** EXERCISE MATERIALS **
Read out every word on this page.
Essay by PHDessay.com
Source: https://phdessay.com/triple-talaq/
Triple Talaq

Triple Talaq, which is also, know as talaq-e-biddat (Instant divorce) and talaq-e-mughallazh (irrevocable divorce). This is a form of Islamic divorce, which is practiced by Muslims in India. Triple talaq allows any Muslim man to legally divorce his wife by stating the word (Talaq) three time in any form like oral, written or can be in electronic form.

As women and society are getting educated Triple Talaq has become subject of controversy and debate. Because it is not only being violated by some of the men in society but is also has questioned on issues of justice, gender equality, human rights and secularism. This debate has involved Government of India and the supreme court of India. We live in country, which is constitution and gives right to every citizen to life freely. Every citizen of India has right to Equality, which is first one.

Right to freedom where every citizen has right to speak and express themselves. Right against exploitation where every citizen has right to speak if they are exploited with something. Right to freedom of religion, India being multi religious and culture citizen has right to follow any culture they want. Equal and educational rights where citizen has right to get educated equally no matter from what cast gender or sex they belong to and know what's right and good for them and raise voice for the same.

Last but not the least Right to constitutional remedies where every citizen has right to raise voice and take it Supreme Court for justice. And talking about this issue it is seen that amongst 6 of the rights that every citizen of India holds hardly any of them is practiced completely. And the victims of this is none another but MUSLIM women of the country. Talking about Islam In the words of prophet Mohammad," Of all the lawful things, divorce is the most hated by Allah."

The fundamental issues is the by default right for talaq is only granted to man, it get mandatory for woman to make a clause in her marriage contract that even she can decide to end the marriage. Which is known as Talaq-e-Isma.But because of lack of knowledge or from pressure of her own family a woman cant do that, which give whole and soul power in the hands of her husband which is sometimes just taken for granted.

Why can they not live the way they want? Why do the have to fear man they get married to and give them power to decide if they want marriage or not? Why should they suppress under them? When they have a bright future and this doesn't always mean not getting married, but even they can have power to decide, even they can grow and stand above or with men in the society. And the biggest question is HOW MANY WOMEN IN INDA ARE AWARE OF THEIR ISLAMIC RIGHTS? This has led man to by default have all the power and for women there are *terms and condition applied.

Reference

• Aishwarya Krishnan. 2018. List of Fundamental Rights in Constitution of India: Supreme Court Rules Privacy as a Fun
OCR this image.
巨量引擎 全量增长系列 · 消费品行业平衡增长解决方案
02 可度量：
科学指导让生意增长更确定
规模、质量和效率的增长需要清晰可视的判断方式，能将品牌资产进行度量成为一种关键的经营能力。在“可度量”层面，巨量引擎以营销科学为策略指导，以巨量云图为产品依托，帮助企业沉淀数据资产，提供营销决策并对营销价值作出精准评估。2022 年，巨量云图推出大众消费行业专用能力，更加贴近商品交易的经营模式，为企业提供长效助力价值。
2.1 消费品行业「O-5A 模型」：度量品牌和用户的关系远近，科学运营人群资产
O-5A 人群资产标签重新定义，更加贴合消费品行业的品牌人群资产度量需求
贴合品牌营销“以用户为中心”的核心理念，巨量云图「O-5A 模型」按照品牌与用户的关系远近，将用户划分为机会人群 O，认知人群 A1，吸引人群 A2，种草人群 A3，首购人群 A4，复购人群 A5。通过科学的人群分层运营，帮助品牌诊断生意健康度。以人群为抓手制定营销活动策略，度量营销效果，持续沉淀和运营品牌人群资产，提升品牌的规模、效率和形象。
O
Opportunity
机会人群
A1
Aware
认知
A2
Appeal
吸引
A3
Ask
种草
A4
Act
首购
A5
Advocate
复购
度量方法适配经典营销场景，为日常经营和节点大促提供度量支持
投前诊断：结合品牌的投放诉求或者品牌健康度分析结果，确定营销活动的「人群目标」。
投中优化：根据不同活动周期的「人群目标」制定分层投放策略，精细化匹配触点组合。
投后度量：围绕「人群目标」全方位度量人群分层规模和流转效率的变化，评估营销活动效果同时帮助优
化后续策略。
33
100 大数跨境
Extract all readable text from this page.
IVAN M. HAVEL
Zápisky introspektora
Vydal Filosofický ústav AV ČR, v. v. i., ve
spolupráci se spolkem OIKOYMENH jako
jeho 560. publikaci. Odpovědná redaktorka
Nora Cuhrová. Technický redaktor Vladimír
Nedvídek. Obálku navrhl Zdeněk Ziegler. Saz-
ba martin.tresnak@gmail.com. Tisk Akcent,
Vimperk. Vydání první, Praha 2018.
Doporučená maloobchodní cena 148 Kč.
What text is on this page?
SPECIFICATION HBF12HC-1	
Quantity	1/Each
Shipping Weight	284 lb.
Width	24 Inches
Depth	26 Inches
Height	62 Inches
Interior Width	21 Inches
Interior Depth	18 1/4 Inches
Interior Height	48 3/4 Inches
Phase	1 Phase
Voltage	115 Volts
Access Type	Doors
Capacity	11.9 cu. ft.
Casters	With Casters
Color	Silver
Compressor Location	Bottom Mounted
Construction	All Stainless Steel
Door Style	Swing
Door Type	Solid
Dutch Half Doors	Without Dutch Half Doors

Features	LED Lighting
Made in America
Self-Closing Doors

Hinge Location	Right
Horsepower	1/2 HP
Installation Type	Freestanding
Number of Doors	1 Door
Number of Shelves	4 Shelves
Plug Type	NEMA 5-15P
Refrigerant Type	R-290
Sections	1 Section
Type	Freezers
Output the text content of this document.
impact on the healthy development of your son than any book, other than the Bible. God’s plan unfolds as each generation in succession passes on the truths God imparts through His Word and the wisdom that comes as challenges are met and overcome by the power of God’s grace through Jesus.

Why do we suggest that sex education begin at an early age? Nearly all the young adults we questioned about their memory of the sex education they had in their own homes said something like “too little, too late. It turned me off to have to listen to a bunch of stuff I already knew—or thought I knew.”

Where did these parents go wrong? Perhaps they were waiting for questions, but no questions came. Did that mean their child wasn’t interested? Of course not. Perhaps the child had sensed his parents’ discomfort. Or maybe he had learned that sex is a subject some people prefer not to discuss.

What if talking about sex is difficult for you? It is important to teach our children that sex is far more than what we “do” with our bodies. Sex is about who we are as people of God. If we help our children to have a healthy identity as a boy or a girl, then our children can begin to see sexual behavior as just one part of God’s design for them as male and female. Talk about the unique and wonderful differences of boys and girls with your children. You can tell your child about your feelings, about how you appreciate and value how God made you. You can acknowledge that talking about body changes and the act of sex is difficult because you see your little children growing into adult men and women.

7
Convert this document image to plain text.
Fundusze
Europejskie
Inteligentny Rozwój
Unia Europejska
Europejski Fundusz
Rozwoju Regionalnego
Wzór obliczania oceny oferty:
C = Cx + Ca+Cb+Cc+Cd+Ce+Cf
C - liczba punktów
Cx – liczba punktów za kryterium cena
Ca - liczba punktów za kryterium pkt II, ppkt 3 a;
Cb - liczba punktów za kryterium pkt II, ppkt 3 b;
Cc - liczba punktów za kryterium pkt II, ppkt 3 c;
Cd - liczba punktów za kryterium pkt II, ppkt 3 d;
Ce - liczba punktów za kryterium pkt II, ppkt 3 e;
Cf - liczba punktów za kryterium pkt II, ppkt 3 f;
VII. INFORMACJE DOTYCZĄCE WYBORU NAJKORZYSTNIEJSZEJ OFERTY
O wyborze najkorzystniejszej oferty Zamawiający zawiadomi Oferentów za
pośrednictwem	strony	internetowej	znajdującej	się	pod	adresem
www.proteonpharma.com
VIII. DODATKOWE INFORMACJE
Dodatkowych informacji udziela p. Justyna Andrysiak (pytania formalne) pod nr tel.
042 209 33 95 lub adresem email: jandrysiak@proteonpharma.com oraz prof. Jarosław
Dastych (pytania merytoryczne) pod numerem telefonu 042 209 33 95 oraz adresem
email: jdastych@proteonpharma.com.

** WRITTEN EXERCISE **
Return all the data above once more, precisely as given.

** THE SOLUTION **
Read out every word on this page.
Essay by PHDessay.com
Source: https://phdessay.com/triple-talaq/
Triple Talaq

Triple Talaq, which is also, know as talaq-e-biddat (Instant divorce) and talaq-e-mughallazh (irrevocable divorce). This is a form of Islamic divorce, which is practiced by Muslims in India. Triple talaq allows any Muslim man to legally divorce his wife by stating the word (Talaq) three time in any form like oral, written or can be in electronic form.

As women and society are getting educated Triple Talaq has become subject of controversy and debate. Because it is not only being violated by some of the men in society but is also has questioned on issues of justice, gender equality, human rights and secularism. This debate has involved Government of India and the supreme court of India. We live in country, which is constitution and gives right to every citizen to life freely. Every citizen of India has right to Equality, which is first one.

Right to freedom where every citizen has right to speak and express themselves. Right against exploitation where every citizen has right to speak if they are exploited with something. Right to freedom of religion, India being multi religious and culture citizen has right to follow any culture they want. Equal and educational rights where citizen has right to get educated equally no matter from what cast gender or sex they belong to and know what's right and good for them and raise voice for the same.

Last but not the least Right to constitutional remedies where every citizen has right to raise voice and take it Supreme Court for justice. And talking about this issue it is seen that amongst 6 of the rights that every citizen of India holds hardly any of them is practiced completely. And the victims of this is none another but MUSLIM women of the country. Talking about Islam In the words of prophet Mohammad," Of all the lawful things, divorce is the most hated by Allah."

The fundamental issues is the by default right for talaq is only granted to man, it get mandatory for woman to make a clause in her marriage contract that even she can decide to end the marriage. Which is known as Talaq-e-Isma.But because of lack of knowledge or from pressure of her own family a woman cant do that, which give whole and soul power in the hands of her husband which is sometimes just taken for granted.

Why can they not live the way they want? Why do the have to fear man they get married to and give them power to decide if they want marriage or not? Why should they suppress under them? When they have a bright future and this doesn't always mean not getting married, but even they can have power to decide, even they can grow and stand above or with men in the society. And the biggest question is HOW MANY WOMEN IN INDA ARE AWARE OF THEIR ISLAMIC RIGHTS? This has led man to by default have all the power and for women there are *terms and condition applied.

Reference

• Aishwarya Krishnan. 2018. List of Fundamental Rights in Constitution of India: Supreme Court Rules Privacy as a Fun
OCR this image.
巨量引擎 全量增长系列 · 消费品行业平衡增长解决方案
02 可度量：
科学指导让生意增长更确定
规模、质量和效率的增长需要清晰可视的判断方式，能将品牌资产进行度量成为一种关键的经营能力。在“可度量”层面，巨量引擎以营销科学为策略指导，以巨量云图为产品依托，帮助企业沉淀数据资产，提供营销决策并对营销价值作出精准评估。2022 年，巨量云图推出大众消费行业专用能力，更加贴近商品交易的经营模式，为企业提供长效助力价值。
2.1 消费品行业「O-5A 模型」：度量品牌和用户的关系远近，科学运营人群资产
O-5A 人群资产标签重新定义，更加贴合消费品行业的品牌人群资产度量需求
贴合品牌营销“以用户为中心”的核心理念，巨量云图「O-5A 模型」按照品牌与用户的关系远近，将用户划分为机会人群 O，认知人群 A1，吸引人群 A2，种草人群 A3，首购人群 A4，复购人群 A5。通过科学的人群分层运营，帮助品牌诊断生意健康度。以人群为抓手制定营销活动策略，度量营销效果，持续沉淀和运营品牌人群资产，提升品牌的规模、效率和形象。
O
Opportunity
机会人群
A1
Aware
认知
A2
Appeal
吸引
A3
Ask
种草
A4
Act
首购
A5
Advocate
复购
度量方法适配经典营销场景，为日常经营和节点大促提供度量支持
投前诊断：结合品牌的投放诉求或者品牌健康度分析结果，确定营销活动的「人群目标」。
投中优化：根据不同活动周期的「人群目标」制定分层投放策略，精细化匹配触点组合。
投后度量：围绕「人群目标」全方位度量人群分层规模和流转效率的变化，评估营销活动效果同时帮助优
化后续策略。
33
100 大数跨境
Extract all readable text from this page.
IVAN M. HAVEL
Zápisky introspektora
Vydal Filosofický ústav AV ČR, v. v. i., ve
spolupráci se spolkem OIKOYMENH jako
jeho 560. publikaci. Odpovědná redaktorka
Nora Cuhrová. Technický redaktor Vladimír
Nedvídek. Obálku navrhl Zdeněk Ziegler. Saz-
ba martin.tresnak@gmail.com. Tisk Akcent,
Vimperk. Vydání první, Praha 2018.
Doporučená maloobchodní cena 148 Kč.
What text is on this page?
SPECIFICATION HBF12HC-1	
Quantity	1/Each
Shipping Weight	284 lb.
Width	24 Inches
Depth	26 Inches
Height	62 Inches
Interior Width	21 Inches
Interior Depth	18 1/4 Inches
Interior Height	48 3/4 Inches
Phase	1 Phase
Voltage	115 Volts
Access Type	Doors
Capacity	11.9 cu. ft.
Casters	With Casters
Color	Silver
Compressor Location	Bottom Mounted
Construction	All Stainless Steel
Door Style	Swing
Door Type	Solid
Dutch Half Doors	Without Dutch Half Doors

Features	LED Lighting
Made in America
Self-Closing Doors

Hinge Location	Right
Horsepower	1/2 HP
Installation Type	Freestanding
Number of Doors	1 Door
Number of Shelves	4 Shelves
Plug Type	NEMA 5-15P
Refrigerant Type	R-290
Sections	1 Section
Type	Freezers
Output the text content of this document.
impact on the healthy development of your son than any book, other than the Bible. God’s plan unfolds as each generation in succession passes on the truths God imparts through His Word and the wisdom that comes as challenges are met and overcome by the power of God’s grace through Jesus.

Why do we suggest that sex education begin at an early age? Nearly all the young adults we questioned about their memory of the sex education they had in their own homes said something like “too little, too late. It turned me off to have to listen to a bunch of stuff I already knew—or thought I knew.”

Where did these parents go wrong? Perhaps they were waiting for questions, but no questions came. Did that mean their child wasn’t interested? Of course not. Perhaps the child had sensed his parents’ discomfort. Or maybe he had learned that sex is a subject some people prefer not to discuss.

What if talking about sex is difficult for you? It is important to teach our children that sex is far more than what we “do” with our bodies. Sex is about who we are as people of God. If we help our children to have a healthy identity as a boy or a girl, then our children can begin to see sexual behavior as just one part of God’s design for them as male and female. Talk about the unique and wonderful differences of boys and girls with your children. You can tell your child about your feelings, about how you appreciate and value how God made you. You can acknowledge that talking about body changes and the act of sex is difficult because you see your little children growing into adult men and women.

7
Convert this document image to plain text.
Fundusze
Europejskie
Inteligentny Rozwój
Unia Europejska
Europejski Fundusz
Rozwoju Regionalnego
Wzór obliczania oceny oferty:
C = Cx + Ca+Cb+Cc+Cd+Ce+Cf
C - liczba punktów
Cx – liczba punktów za kryterium cena
Ca - liczba punktów za kryterium pkt II, ppkt 3 a;
Cb - liczba punktów za kryterium pkt II, ppkt 3 b;
Cc - liczba punktów za kryterium pkt II, ppkt 3 c;
Cd - liczba punktów za kryterium pkt II, ppkt 3 d;
Ce - liczba punktów za kryterium pkt II, ppkt 3 e;
Cf - liczba punktów za kryterium pkt II, ppkt 3 f;
VII. INFORMACJE DOTYCZĄCE WYBORU NAJKORZYSTNIEJSZEJ OFERTY
O wyborze najkorzystniejszej oferty Zamawiający zawiadomi Oferentów za
pośrednictwem	strony	internetowej	znajdującej	się	pod	adresem
www.proteonpharma.com
VIII. DODATKOWE INFORMACJE
Dodatkowych informacji udziela p. Justyna Andrysiak (pytania formalne) pod nr tel.
042 209 33 95 lub adresem email: jandrysiak@proteonpharma.com oraz prof. Jarosław
Dastych (pytania merytoryczne) pod numerem telefonu 042 209 33 95 oraz adresem
email: jdastych@proteonpharma.com.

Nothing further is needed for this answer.